(YOUR OBJECTIVE): Below are some records: retype them all exactly, but not the pictures.

(MATERIAL):
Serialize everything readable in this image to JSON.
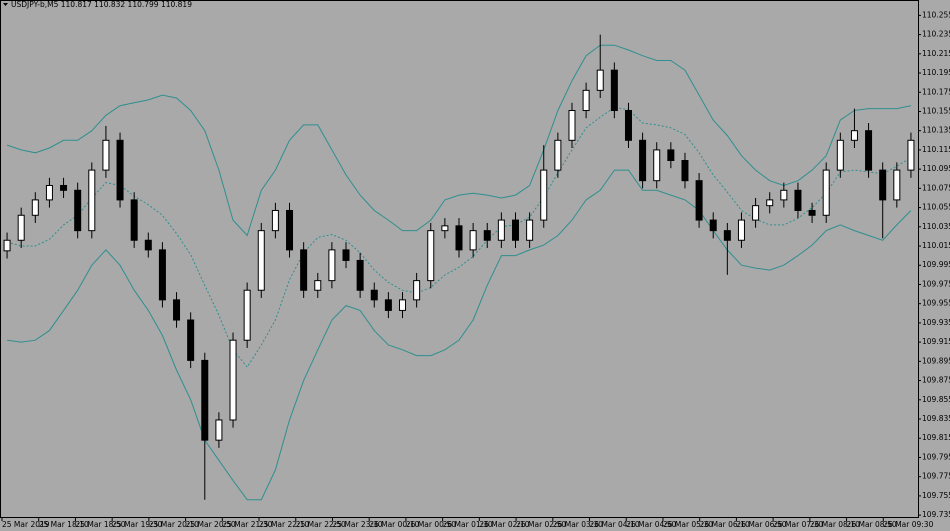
{
  "chart_data": {
    "type": "candlestick",
    "title": "USDJPY-b,M5  110.817 110.832 110.799 110.819",
    "x_labels": [
      "25 Mar 2019",
      "25 Mar 18:10",
      "25 Mar 18:50",
      "25 Mar 19:30",
      "25 Mar 20:10",
      "25 Mar 20:50",
      "25 Mar 21:30",
      "25 Mar 22:10",
      "25 Mar 22:50",
      "25 Mar 23:30",
      "26 Mar 00:10",
      "26 Mar 00:50",
      "26 Mar 01:30",
      "26 Mar 02:10",
      "26 Mar 02:50",
      "26 Mar 03:30",
      "26 Mar 04:10",
      "26 Mar 04:50",
      "26 Mar 05:30",
      "26 Mar 06:10",
      "26 Mar 06:50",
      "26 Mar 07:30",
      "26 Mar 08:10",
      "26 Mar 08:50",
      "26 Mar 09:30"
    ],
    "open": [
      110.01,
      110.021,
      110.047,
      110.063,
      110.078,
      110.073,
      110.031,
      110.094,
      110.125,
      110.063,
      110.021,
      110.011,
      109.959,
      109.938,
      109.896,
      109.813,
      109.834,
      109.917,
      109.969,
      110.031,
      110.052,
      110.011,
      109.969,
      109.979,
      110.011,
      110.0,
      109.969,
      109.959,
      109.948,
      109.959,
      109.979,
      110.031,
      110.036,
      110.011,
      110.031,
      110.021,
      110.042,
      110.021,
      110.042,
      110.094,
      110.125,
      110.156,
      110.177,
      110.198,
      110.156,
      110.125,
      110.083,
      110.115,
      110.104,
      110.083,
      110.042,
      110.031,
      110.021,
      110.042,
      110.057,
      110.063,
      110.073,
      110.052,
      110.047,
      110.094,
      110.125,
      110.135,
      110.094,
      110.063,
      110.094
    ],
    "high": [
      110.029,
      110.055,
      110.071,
      110.086,
      110.086,
      110.081,
      110.102,
      110.14,
      110.133,
      110.071,
      110.029,
      110.019,
      109.967,
      109.946,
      109.904,
      109.842,
      109.925,
      109.977,
      110.039,
      110.06,
      110.06,
      110.019,
      109.987,
      110.019,
      110.019,
      110.008,
      109.977,
      109.967,
      109.967,
      109.987,
      110.039,
      110.044,
      110.044,
      110.039,
      110.039,
      110.05,
      110.05,
      110.05,
      110.12,
      110.133,
      110.164,
      110.185,
      110.235,
      110.206,
      110.164,
      110.133,
      110.123,
      110.123,
      110.112,
      110.091,
      110.05,
      110.039,
      110.05,
      110.065,
      110.071,
      110.081,
      110.081,
      110.06,
      110.102,
      110.133,
      110.158,
      110.143,
      110.102,
      110.102,
      110.133
    ],
    "low": [
      110.002,
      110.013,
      110.039,
      110.055,
      110.065,
      110.023,
      110.023,
      110.086,
      110.055,
      110.013,
      110.003,
      109.951,
      109.93,
      109.888,
      109.751,
      109.805,
      109.826,
      109.909,
      109.961,
      110.023,
      110.003,
      109.961,
      109.961,
      109.971,
      109.992,
      109.961,
      109.951,
      109.94,
      109.94,
      109.951,
      109.971,
      110.023,
      110.003,
      110.003,
      110.013,
      110.013,
      110.013,
      110.013,
      110.034,
      110.086,
      110.117,
      110.148,
      110.169,
      110.148,
      110.117,
      110.075,
      110.075,
      110.096,
      110.075,
      110.034,
      110.023,
      109.985,
      110.013,
      110.034,
      110.049,
      110.055,
      110.044,
      110.039,
      110.039,
      110.086,
      110.117,
      110.086,
      110.023,
      110.055,
      110.086
    ],
    "close": [
      110.021,
      110.047,
      110.063,
      110.078,
      110.073,
      110.031,
      110.094,
      110.125,
      110.063,
      110.021,
      110.011,
      109.959,
      109.938,
      109.896,
      109.813,
      109.834,
      109.917,
      109.969,
      110.031,
      110.052,
      110.011,
      109.969,
      109.979,
      110.011,
      110.0,
      109.969,
      109.959,
      109.948,
      109.959,
      109.979,
      110.031,
      110.036,
      110.011,
      110.031,
      110.021,
      110.042,
      110.021,
      110.042,
      110.094,
      110.125,
      110.156,
      110.177,
      110.198,
      110.156,
      110.125,
      110.083,
      110.115,
      110.104,
      110.083,
      110.042,
      110.031,
      110.021,
      110.042,
      110.057,
      110.063,
      110.073,
      110.052,
      110.047,
      110.094,
      110.125,
      110.135,
      110.094,
      110.063,
      110.094,
      110.125
    ],
    "upper_band": [
      110.12,
      110.115,
      110.112,
      110.117,
      110.125,
      110.125,
      110.135,
      110.151,
      110.161,
      110.164,
      110.167,
      110.172,
      110.169,
      110.156,
      110.135,
      110.094,
      110.042,
      110.026,
      110.073,
      110.094,
      110.125,
      110.141,
      110.141,
      110.115,
      110.089,
      110.068,
      110.052,
      110.042,
      110.031,
      110.031,
      110.042,
      110.063,
      110.068,
      110.07,
      110.068,
      110.065,
      110.068,
      110.078,
      110.115,
      110.156,
      110.187,
      110.213,
      110.224,
      110.224,
      110.219,
      110.213,
      110.208,
      110.208,
      110.198,
      110.172,
      110.146,
      110.13,
      110.109,
      110.094,
      110.083,
      110.078,
      110.083,
      110.094,
      110.109,
      110.146,
      110.156,
      110.158,
      110.158,
      110.158,
      110.161
    ],
    "middle_band": [
      110.019,
      110.015,
      110.015,
      110.022,
      110.037,
      110.047,
      110.065,
      110.081,
      110.078,
      110.067,
      110.058,
      110.047,
      110.028,
      110.006,
      109.974,
      109.943,
      109.907,
      109.889,
      109.912,
      109.938,
      109.98,
      110.008,
      110.024,
      110.027,
      110.021,
      110.008,
      109.99,
      109.977,
      109.969,
      109.966,
      109.972,
      109.985,
      109.993,
      110.004,
      110.021,
      110.035,
      110.037,
      110.045,
      110.066,
      110.091,
      110.115,
      110.138,
      110.149,
      110.159,
      110.157,
      110.143,
      110.141,
      110.138,
      110.131,
      110.112,
      110.089,
      110.071,
      110.052,
      110.043,
      110.037,
      110.037,
      110.044,
      110.055,
      110.07,
      110.092,
      110.094,
      110.092,
      110.09,
      110.098,
      110.107
    ],
    "lower_band": [
      109.917,
      109.915,
      109.917,
      109.927,
      109.948,
      109.969,
      109.995,
      110.011,
      109.995,
      109.969,
      109.948,
      109.922,
      109.886,
      109.855,
      109.813,
      109.792,
      109.771,
      109.751,
      109.751,
      109.782,
      109.834,
      109.875,
      109.907,
      109.938,
      109.953,
      109.948,
      109.927,
      109.912,
      109.907,
      109.901,
      109.901,
      109.907,
      109.917,
      109.938,
      109.974,
      110.005,
      110.005,
      110.011,
      110.016,
      110.026,
      110.042,
      110.063,
      110.073,
      110.094,
      110.094,
      110.073,
      110.073,
      110.068,
      110.063,
      110.052,
      110.031,
      110.011,
      109.995,
      109.992,
      109.99,
      109.995,
      110.005,
      110.016,
      110.031,
      110.037,
      110.031,
      110.026,
      110.021,
      110.037,
      110.052
    ],
    "band_color": "#2f8f8f",
    "bull_color": "#ffffff",
    "bear_color": "#000000",
    "ylim": [
      109.732,
      110.271
    ],
    "yticks": [
      110.255,
      110.235,
      110.215,
      110.195,
      110.175,
      110.155,
      110.135,
      110.115,
      110.095,
      110.075,
      110.055,
      110.035,
      110.015,
      109.995,
      109.975,
      109.955,
      109.935,
      109.915,
      109.895,
      109.875,
      109.855,
      109.835,
      109.815,
      109.795,
      109.775,
      109.755,
      109.735
    ]
  }
}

(RESULT OF THIS TASK):
Serialize everything readable in this image to JSON.
{
  "chart_data": {
    "type": "candlestick",
    "title": "USDJPY-b,M5  110.817 110.832 110.799 110.819",
    "x_labels": [
      "25 Mar 2019",
      "25 Mar 18:10",
      "25 Mar 18:50",
      "25 Mar 19:30",
      "25 Mar 20:10",
      "25 Mar 20:50",
      "25 Mar 21:30",
      "25 Mar 22:10",
      "25 Mar 22:50",
      "25 Mar 23:30",
      "26 Mar 00:10",
      "26 Mar 00:50",
      "26 Mar 01:30",
      "26 Mar 02:10",
      "26 Mar 02:50",
      "26 Mar 03:30",
      "26 Mar 04:10",
      "26 Mar 04:50",
      "26 Mar 05:30",
      "26 Mar 06:10",
      "26 Mar 06:50",
      "26 Mar 07:30",
      "26 Mar 08:10",
      "26 Mar 08:50",
      "26 Mar 09:30"
    ],
    "open": [
      110.01,
      110.021,
      110.047,
      110.063,
      110.078,
      110.073,
      110.031,
      110.094,
      110.125,
      110.063,
      110.021,
      110.011,
      109.959,
      109.938,
      109.896,
      109.813,
      109.834,
      109.917,
      109.969,
      110.031,
      110.052,
      110.011,
      109.969,
      109.979,
      110.011,
      110.0,
      109.969,
      109.959,
      109.948,
      109.959,
      109.979,
      110.031,
      110.036,
      110.011,
      110.031,
      110.021,
      110.042,
      110.021,
      110.042,
      110.094,
      110.125,
      110.156,
      110.177,
      110.198,
      110.156,
      110.125,
      110.083,
      110.115,
      110.104,
      110.083,
      110.042,
      110.031,
      110.021,
      110.042,
      110.057,
      110.063,
      110.073,
      110.052,
      110.047,
      110.094,
      110.125,
      110.135,
      110.094,
      110.063,
      110.094
    ],
    "high": [
      110.029,
      110.055,
      110.071,
      110.086,
      110.086,
      110.081,
      110.102,
      110.14,
      110.133,
      110.071,
      110.029,
      110.019,
      109.967,
      109.946,
      109.904,
      109.842,
      109.925,
      109.977,
      110.039,
      110.06,
      110.06,
      110.019,
      109.987,
      110.019,
      110.019,
      110.008,
      109.977,
      109.967,
      109.967,
      109.987,
      110.039,
      110.044,
      110.044,
      110.039,
      110.039,
      110.05,
      110.05,
      110.05,
      110.12,
      110.133,
      110.164,
      110.185,
      110.235,
      110.206,
      110.164,
      110.133,
      110.123,
      110.123,
      110.112,
      110.091,
      110.05,
      110.039,
      110.05,
      110.065,
      110.071,
      110.081,
      110.081,
      110.06,
      110.102,
      110.133,
      110.158,
      110.143,
      110.102,
      110.102,
      110.133
    ],
    "low": [
      110.002,
      110.013,
      110.039,
      110.055,
      110.065,
      110.023,
      110.023,
      110.086,
      110.055,
      110.013,
      110.003,
      109.951,
      109.93,
      109.888,
      109.751,
      109.805,
      109.826,
      109.909,
      109.961,
      110.023,
      110.003,
      109.961,
      109.961,
      109.971,
      109.992,
      109.961,
      109.951,
      109.94,
      109.94,
      109.951,
      109.971,
      110.023,
      110.003,
      110.003,
      110.013,
      110.013,
      110.013,
      110.013,
      110.034,
      110.086,
      110.117,
      110.148,
      110.169,
      110.148,
      110.117,
      110.075,
      110.075,
      110.096,
      110.075,
      110.034,
      110.023,
      109.985,
      110.013,
      110.034,
      110.049,
      110.055,
      110.044,
      110.039,
      110.039,
      110.086,
      110.117,
      110.086,
      110.023,
      110.055,
      110.086
    ],
    "close": [
      110.021,
      110.047,
      110.063,
      110.078,
      110.073,
      110.031,
      110.094,
      110.125,
      110.063,
      110.021,
      110.011,
      109.959,
      109.938,
      109.896,
      109.813,
      109.834,
      109.917,
      109.969,
      110.031,
      110.052,
      110.011,
      109.969,
      109.979,
      110.011,
      110.0,
      109.969,
      109.959,
      109.948,
      109.959,
      109.979,
      110.031,
      110.036,
      110.011,
      110.031,
      110.021,
      110.042,
      110.021,
      110.042,
      110.094,
      110.125,
      110.156,
      110.177,
      110.198,
      110.156,
      110.125,
      110.083,
      110.115,
      110.104,
      110.083,
      110.042,
      110.031,
      110.021,
      110.042,
      110.057,
      110.063,
      110.073,
      110.052,
      110.047,
      110.094,
      110.125,
      110.135,
      110.094,
      110.063,
      110.094,
      110.125
    ],
    "upper_band": [
      110.12,
      110.115,
      110.112,
      110.117,
      110.125,
      110.125,
      110.135,
      110.151,
      110.161,
      110.164,
      110.167,
      110.172,
      110.169,
      110.156,
      110.135,
      110.094,
      110.042,
      110.026,
      110.073,
      110.094,
      110.125,
      110.141,
      110.141,
      110.115,
      110.089,
      110.068,
      110.052,
      110.042,
      110.031,
      110.031,
      110.042,
      110.063,
      110.068,
      110.07,
      110.068,
      110.065,
      110.068,
      110.078,
      110.115,
      110.156,
      110.187,
      110.213,
      110.224,
      110.224,
      110.219,
      110.213,
      110.208,
      110.208,
      110.198,
      110.172,
      110.146,
      110.13,
      110.109,
      110.094,
      110.083,
      110.078,
      110.083,
      110.094,
      110.109,
      110.146,
      110.156,
      110.158,
      110.158,
      110.158,
      110.161
    ],
    "middle_band": [
      110.019,
      110.015,
      110.015,
      110.022,
      110.037,
      110.047,
      110.065,
      110.081,
      110.078,
      110.067,
      110.058,
      110.047,
      110.028,
      110.006,
      109.974,
      109.943,
      109.907,
      109.889,
      109.912,
      109.938,
      109.98,
      110.008,
      110.024,
      110.027,
      110.021,
      110.008,
      109.99,
      109.977,
      109.969,
      109.966,
      109.972,
      109.985,
      109.993,
      110.004,
      110.021,
      110.035,
      110.037,
      110.045,
      110.066,
      110.091,
      110.115,
      110.138,
      110.149,
      110.159,
      110.157,
      110.143,
      110.141,
      110.138,
      110.131,
      110.112,
      110.089,
      110.071,
      110.052,
      110.043,
      110.037,
      110.037,
      110.044,
      110.055,
      110.07,
      110.092,
      110.094,
      110.092,
      110.09,
      110.098,
      110.107
    ],
    "lower_band": [
      109.917,
      109.915,
      109.917,
      109.927,
      109.948,
      109.969,
      109.995,
      110.011,
      109.995,
      109.969,
      109.948,
      109.922,
      109.886,
      109.855,
      109.813,
      109.792,
      109.771,
      109.751,
      109.751,
      109.782,
      109.834,
      109.875,
      109.907,
      109.938,
      109.953,
      109.948,
      109.927,
      109.912,
      109.907,
      109.901,
      109.901,
      109.907,
      109.917,
      109.938,
      109.974,
      110.005,
      110.005,
      110.011,
      110.016,
      110.026,
      110.042,
      110.063,
      110.073,
      110.094,
      110.094,
      110.073,
      110.073,
      110.068,
      110.063,
      110.052,
      110.031,
      110.011,
      109.995,
      109.992,
      109.99,
      109.995,
      110.005,
      110.016,
      110.031,
      110.037,
      110.031,
      110.026,
      110.021,
      110.037,
      110.052
    ],
    "band_color": "#2f8f8f",
    "bull_color": "#ffffff",
    "bear_color": "#000000",
    "ylim": [
      109.732,
      110.271
    ],
    "yticks": [
      110.255,
      110.235,
      110.215,
      110.195,
      110.175,
      110.155,
      110.135,
      110.115,
      110.095,
      110.075,
      110.055,
      110.035,
      110.015,
      109.995,
      109.975,
      109.955,
      109.935,
      109.915,
      109.895,
      109.875,
      109.855,
      109.835,
      109.815,
      109.795,
      109.775,
      109.755,
      109.735
    ]
  }
}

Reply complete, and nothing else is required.